## DATASET CONTENT
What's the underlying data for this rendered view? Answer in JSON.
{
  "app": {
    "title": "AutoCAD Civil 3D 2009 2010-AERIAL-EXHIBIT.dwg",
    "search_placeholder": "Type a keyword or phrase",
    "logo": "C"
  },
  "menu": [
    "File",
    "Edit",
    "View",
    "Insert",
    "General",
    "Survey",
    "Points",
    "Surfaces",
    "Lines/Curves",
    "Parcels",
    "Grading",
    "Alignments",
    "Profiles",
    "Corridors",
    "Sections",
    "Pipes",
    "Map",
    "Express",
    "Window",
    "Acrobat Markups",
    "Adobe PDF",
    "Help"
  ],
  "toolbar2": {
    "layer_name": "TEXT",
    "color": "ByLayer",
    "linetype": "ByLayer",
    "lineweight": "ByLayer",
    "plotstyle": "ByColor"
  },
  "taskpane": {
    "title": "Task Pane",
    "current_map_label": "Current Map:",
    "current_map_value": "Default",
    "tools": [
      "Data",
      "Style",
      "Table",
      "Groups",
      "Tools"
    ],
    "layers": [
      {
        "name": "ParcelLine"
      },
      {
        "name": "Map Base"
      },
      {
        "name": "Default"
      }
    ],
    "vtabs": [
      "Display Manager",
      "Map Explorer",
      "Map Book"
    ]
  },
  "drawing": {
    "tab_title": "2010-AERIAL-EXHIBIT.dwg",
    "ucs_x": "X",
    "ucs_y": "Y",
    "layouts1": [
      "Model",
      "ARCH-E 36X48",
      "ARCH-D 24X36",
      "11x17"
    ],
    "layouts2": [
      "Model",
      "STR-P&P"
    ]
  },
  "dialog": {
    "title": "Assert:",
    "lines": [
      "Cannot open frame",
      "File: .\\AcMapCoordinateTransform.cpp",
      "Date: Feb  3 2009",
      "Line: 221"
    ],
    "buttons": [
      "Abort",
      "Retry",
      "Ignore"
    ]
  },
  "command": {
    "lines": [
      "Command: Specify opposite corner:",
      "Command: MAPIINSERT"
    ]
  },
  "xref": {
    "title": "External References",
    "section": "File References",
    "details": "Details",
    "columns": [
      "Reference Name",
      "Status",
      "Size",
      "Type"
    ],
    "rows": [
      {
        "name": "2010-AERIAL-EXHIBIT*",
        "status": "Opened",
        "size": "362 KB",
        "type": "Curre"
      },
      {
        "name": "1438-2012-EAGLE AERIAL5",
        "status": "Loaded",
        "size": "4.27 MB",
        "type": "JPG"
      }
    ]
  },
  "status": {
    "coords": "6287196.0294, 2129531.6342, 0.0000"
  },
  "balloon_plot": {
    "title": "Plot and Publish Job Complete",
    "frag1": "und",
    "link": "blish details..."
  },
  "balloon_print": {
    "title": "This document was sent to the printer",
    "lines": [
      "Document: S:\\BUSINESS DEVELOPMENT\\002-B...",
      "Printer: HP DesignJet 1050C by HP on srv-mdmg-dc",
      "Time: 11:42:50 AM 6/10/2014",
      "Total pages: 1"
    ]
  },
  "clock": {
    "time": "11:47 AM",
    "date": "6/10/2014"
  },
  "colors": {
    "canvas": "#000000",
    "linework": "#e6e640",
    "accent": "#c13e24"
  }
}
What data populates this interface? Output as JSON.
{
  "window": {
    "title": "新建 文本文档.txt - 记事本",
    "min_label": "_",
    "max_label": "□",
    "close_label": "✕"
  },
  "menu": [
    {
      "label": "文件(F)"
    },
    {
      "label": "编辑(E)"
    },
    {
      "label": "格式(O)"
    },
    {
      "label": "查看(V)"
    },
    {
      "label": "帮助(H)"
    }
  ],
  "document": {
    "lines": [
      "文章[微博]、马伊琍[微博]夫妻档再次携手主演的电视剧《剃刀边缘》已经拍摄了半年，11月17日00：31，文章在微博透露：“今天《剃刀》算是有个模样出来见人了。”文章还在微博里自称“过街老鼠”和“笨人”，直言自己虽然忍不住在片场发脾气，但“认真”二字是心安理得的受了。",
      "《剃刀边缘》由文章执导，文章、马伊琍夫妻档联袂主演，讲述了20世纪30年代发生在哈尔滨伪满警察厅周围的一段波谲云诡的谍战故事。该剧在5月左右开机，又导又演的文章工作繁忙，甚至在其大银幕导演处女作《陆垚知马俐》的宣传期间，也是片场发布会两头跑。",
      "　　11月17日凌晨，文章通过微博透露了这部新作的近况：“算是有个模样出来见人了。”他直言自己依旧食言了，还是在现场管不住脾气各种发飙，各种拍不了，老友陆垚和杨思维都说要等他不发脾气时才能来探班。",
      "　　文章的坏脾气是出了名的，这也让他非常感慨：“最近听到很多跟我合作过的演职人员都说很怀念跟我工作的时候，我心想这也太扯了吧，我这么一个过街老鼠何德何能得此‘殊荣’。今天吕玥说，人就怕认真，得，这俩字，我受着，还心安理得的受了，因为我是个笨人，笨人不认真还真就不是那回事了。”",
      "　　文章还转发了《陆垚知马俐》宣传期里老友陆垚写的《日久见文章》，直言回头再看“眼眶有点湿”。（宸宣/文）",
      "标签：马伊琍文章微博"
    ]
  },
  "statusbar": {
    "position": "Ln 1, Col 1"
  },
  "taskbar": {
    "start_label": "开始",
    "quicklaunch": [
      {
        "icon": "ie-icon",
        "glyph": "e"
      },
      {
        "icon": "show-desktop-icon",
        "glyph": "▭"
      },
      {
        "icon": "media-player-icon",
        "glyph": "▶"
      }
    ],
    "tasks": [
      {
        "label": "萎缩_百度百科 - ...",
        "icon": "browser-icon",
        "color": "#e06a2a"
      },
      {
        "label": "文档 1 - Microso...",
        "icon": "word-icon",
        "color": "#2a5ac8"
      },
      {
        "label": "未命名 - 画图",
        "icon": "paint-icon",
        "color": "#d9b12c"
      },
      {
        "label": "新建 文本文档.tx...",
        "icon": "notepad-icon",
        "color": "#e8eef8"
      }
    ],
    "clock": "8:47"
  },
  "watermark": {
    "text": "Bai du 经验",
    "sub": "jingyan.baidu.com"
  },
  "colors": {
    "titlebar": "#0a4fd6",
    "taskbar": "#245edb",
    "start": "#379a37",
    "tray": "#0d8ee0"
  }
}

## REQUEST
Your task is to return the full listing exactly as it was given.

## EXERCISE RESULT
What's the underlying data for this rendered view? Answer in JSON.
{
  "app": {
    "title": "AutoCAD Civil 3D 2009 2010-AERIAL-EXHIBIT.dwg",
    "search_placeholder": "Type a keyword or phrase",
    "logo": "C"
  },
  "menu": [
    "File",
    "Edit",
    "View",
    "Insert",
    "General",
    "Survey",
    "Points",
    "Surfaces",
    "Lines/Curves",
    "Parcels",
    "Grading",
    "Alignments",
    "Profiles",
    "Corridors",
    "Sections",
    "Pipes",
    "Map",
    "Express",
    "Window",
    "Acrobat Markups",
    "Adobe PDF",
    "Help"
  ],
  "toolbar2": {
    "layer_name": "TEXT",
    "color": "ByLayer",
    "linetype": "ByLayer",
    "lineweight": "ByLayer",
    "plotstyle": "ByColor"
  },
  "taskpane": {
    "title": "Task Pane",
    "current_map_label": "Current Map:",
    "current_map_value": "Default",
    "tools": [
      "Data",
      "Style",
      "Table",
      "Groups",
      "Tools"
    ],
    "layers": [
      {
        "name": "ParcelLine"
      },
      {
        "name": "Map Base"
      },
      {
        "name": "Default"
      }
    ],
    "vtabs": [
      "Display Manager",
      "Map Explorer",
      "Map Book"
    ]
  },
  "drawing": {
    "tab_title": "2010-AERIAL-EXHIBIT.dwg",
    "ucs_x": "X",
    "ucs_y": "Y",
    "layouts1": [
      "Model",
      "ARCH-E 36X48",
      "ARCH-D 24X36",
      "11x17"
    ],
    "layouts2": [
      "Model",
      "STR-P&P"
    ]
  },
  "dialog": {
    "title": "Assert:",
    "lines": [
      "Cannot open frame",
      "File: .\\AcMapCoordinateTransform.cpp",
      "Date: Feb  3 2009",
      "Line: 221"
    ],
    "buttons": [
      "Abort",
      "Retry",
      "Ignore"
    ]
  },
  "command": {
    "lines": [
      "Command: Specify opposite corner:",
      "Command: MAPIINSERT"
    ]
  },
  "xref": {
    "title": "External References",
    "section": "File References",
    "details": "Details",
    "columns": [
      "Reference Name",
      "Status",
      "Size",
      "Type"
    ],
    "rows": [
      {
        "name": "2010-AERIAL-EXHIBIT*",
        "status": "Opened",
        "size": "362 KB",
        "type": "Curre"
      },
      {
        "name": "1438-2012-EAGLE AERIAL5",
        "status": "Loaded",
        "size": "4.27 MB",
        "type": "JPG"
      }
    ]
  },
  "status": {
    "coords": "6287196.0294, 2129531.6342, 0.0000"
  },
  "balloon_plot": {
    "title": "Plot and Publish Job Complete",
    "frag1": "und",
    "link": "blish details..."
  },
  "balloon_print": {
    "title": "This document was sent to the printer",
    "lines": [
      "Document: S:\\BUSINESS DEVELOPMENT\\002-B...",
      "Printer: HP DesignJet 1050C by HP on srv-mdmg-dc",
      "Time: 11:42:50 AM 6/10/2014",
      "Total pages: 1"
    ]
  },
  "clock": {
    "time": "11:47 AM",
    "date": "6/10/2014"
  },
  "colors": {
    "canvas": "#000000",
    "linework": "#e6e640",
    "accent": "#c13e24"
  }
}
What data populates this interface? Output as JSON.
{
  "window": {
    "title": "新建 文本文档.txt - 记事本",
    "min_label": "_",
    "max_label": "□",
    "close_label": "✕"
  },
  "menu": [
    {
      "label": "文件(F)"
    },
    {
      "label": "编辑(E)"
    },
    {
      "label": "格式(O)"
    },
    {
      "label": "查看(V)"
    },
    {
      "label": "帮助(H)"
    }
  ],
  "document": {
    "lines": [
      "文章[微博]、马伊琍[微博]夫妻档再次携手主演的电视剧《剃刀边缘》已经拍摄了半年，11月17日00：31，文章在微博透露：“今天《剃刀》算是有个模样出来见人了。”文章还在微博里自称“过街老鼠”和“笨人”，直言自己虽然忍不住在片场发脾气，但“认真”二字是心安理得的受了。",
      "《剃刀边缘》由文章执导，文章、马伊琍夫妻档联袂主演，讲述了20世纪30年代发生在哈尔滨伪满警察厅周围的一段波谲云诡的谍战故事。该剧在5月左右开机，又导又演的文章工作繁忙，甚至在其大银幕导演处女作《陆垚知马俐》的宣传期间，也是片场发布会两头跑。",
      "　　11月17日凌晨，文章通过微博透露了这部新作的近况：“算是有个模样出来见人了。”他直言自己依旧食言了，还是在现场管不住脾气各种发飙，各种拍不了，老友陆垚和杨思维都说要等他不发脾气时才能来探班。",
      "　　文章的坏脾气是出了名的，这也让他非常感慨：“最近听到很多跟我合作过的演职人员都说很怀念跟我工作的时候，我心想这也太扯了吧，我这么一个过街老鼠何德何能得此‘殊荣’。今天吕玥说，人就怕认真，得，这俩字，我受着，还心安理得的受了，因为我是个笨人，笨人不认真还真就不是那回事了。”",
      "　　文章还转发了《陆垚知马俐》宣传期里老友陆垚写的《日久见文章》，直言回头再看“眼眶有点湿”。（宸宣/文）",
      "标签：马伊琍文章微博"
    ]
  },
  "statusbar": {
    "position": "Ln 1, Col 1"
  },
  "taskbar": {
    "start_label": "开始",
    "quicklaunch": [
      {
        "icon": "ie-icon",
        "glyph": "e"
      },
      {
        "icon": "show-desktop-icon",
        "glyph": "▭"
      },
      {
        "icon": "media-player-icon",
        "glyph": "▶"
      }
    ],
    "tasks": [
      {
        "label": "萎缩_百度百科 - ...",
        "icon": "browser-icon",
        "color": "#e06a2a"
      },
      {
        "label": "文档 1 - Microso...",
        "icon": "word-icon",
        "color": "#2a5ac8"
      },
      {
        "label": "未命名 - 画图",
        "icon": "paint-icon",
        "color": "#d9b12c"
      },
      {
        "label": "新建 文本文档.tx...",
        "icon": "notepad-icon",
        "color": "#e8eef8"
      }
    ],
    "clock": "8:47"
  },
  "watermark": {
    "text": "Bai du 经验",
    "sub": "jingyan.baidu.com"
  },
  "colors": {
    "titlebar": "#0a4fd6",
    "taskbar": "#245edb",
    "start": "#379a37",
    "tray": "#0d8ee0"
  }
}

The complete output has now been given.